# Dataset rows start

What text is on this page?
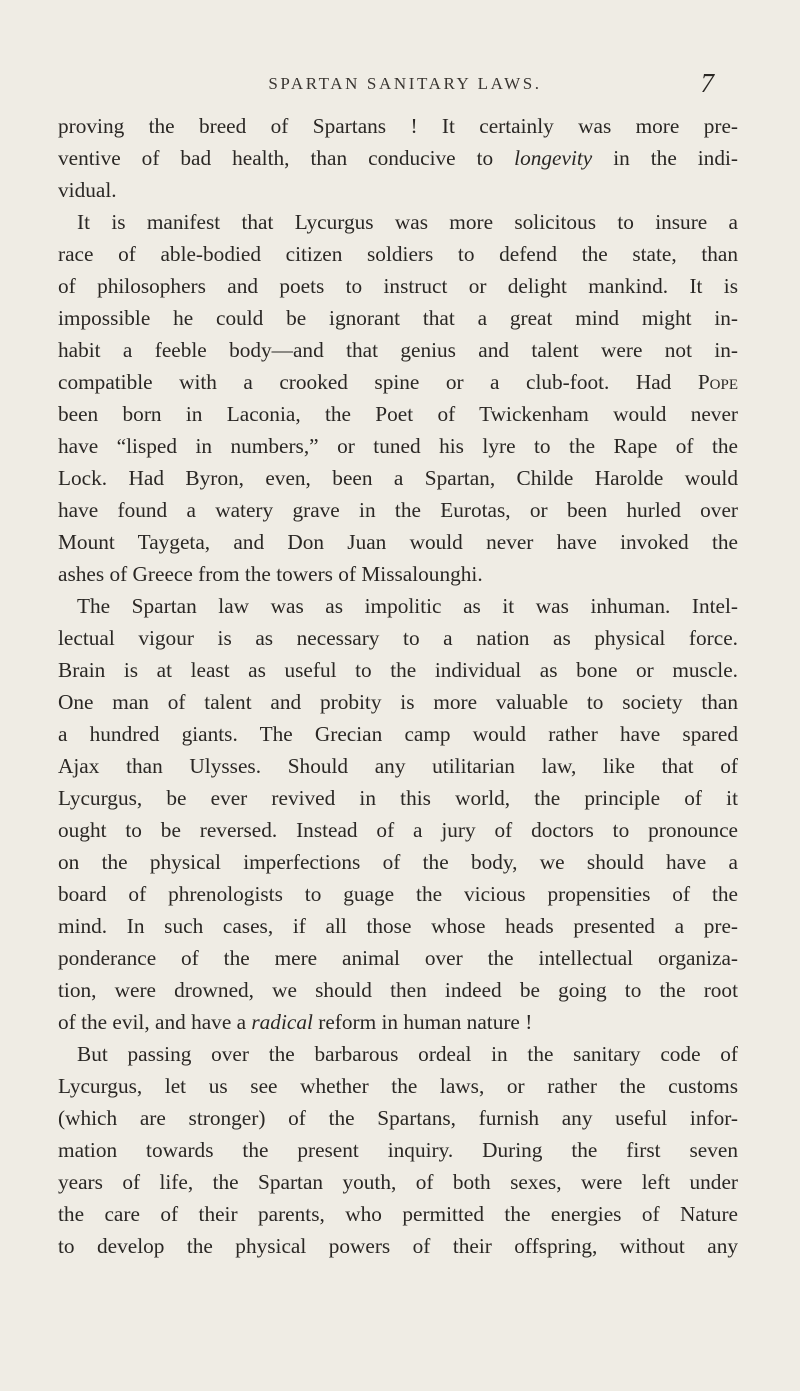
SPARTAN SANITARY LAWS.	7
proving the breed of Spartans ! It certainly was more pre-
ventive of bad health, than conducive to longevity in the indi-
vidual.
It is manifest that Lycurgus was more solicitous to insure a
race of able-bodied citizen soldiers to defend the state, than
of philosophers and poets to instruct or delight mankind. It is
impossible he could be ignorant that a great mind might in-
habit a feeble body—and that genius and talent were not in-
compatible with a crooked spine or a club-foot. Had Pope
been born in Laconia, the Poet of Twickenham would never
have “lisped in numbers,” or tuned his lyre to the Rape of the
Lock. Had Byron, even, been a Spartan, Childe Harolde would
have found a watery grave in the Eurotas, or been hurled over
Mount Taygeta, and Don Juan would never have invoked the
ashes of Greece from the towers of Missalounghi.
The Spartan law was as impolitic as it was inhuman. Intel-
lectual vigour is as necessary to a nation as physical force.
Brain is at least as useful to the individual as bone or muscle.
One man of talent and probity is more valuable to society than
a hundred giants. The Grecian camp would rather have spared
Ajax than Ulysses. Should any utilitarian law, like that of
Lycurgus, be ever revived in this world, the principle of it
ought to be reversed. Instead of a jury of doctors to pronounce
on the physical imperfections of the body, we should have a
board of phrenologists to guage the vicious propensities of the
mind. In such cases, if all those whose heads presented a pre-
ponderance of the mere animal over the intellectual organiza-
tion, were drowned, we should then indeed be going to the root
of the evil, and have a radical reform in human nature !
But passing over the barbarous ordeal in the sanitary code of
Lycurgus, let us see whether the laws, or rather the customs
(which are stronger) of the Spartans, furnish any useful infor-
mation towards the present inquiry. During the first seven
years of life, the Spartan youth, of both sexes, were left under
the care of their parents, who permitted the energies of Nature
to develop the physical powers of their offspring, without any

# Dataset rows end

[Exercise requirements]
List all lines above in which the string "have" appears.

[Output for this task]
have “lisped in numbers,” or tuned his lyre to the Rape of the
have found a watery grave in the Eurotas, or been hurled over
Mount Taygeta, and Don Juan would never have invoked the
a hundred giants. The Grecian camp would rather have spared
on the physical imperfections of the body, we should have a
of the evil, and have a radical reform in human nature !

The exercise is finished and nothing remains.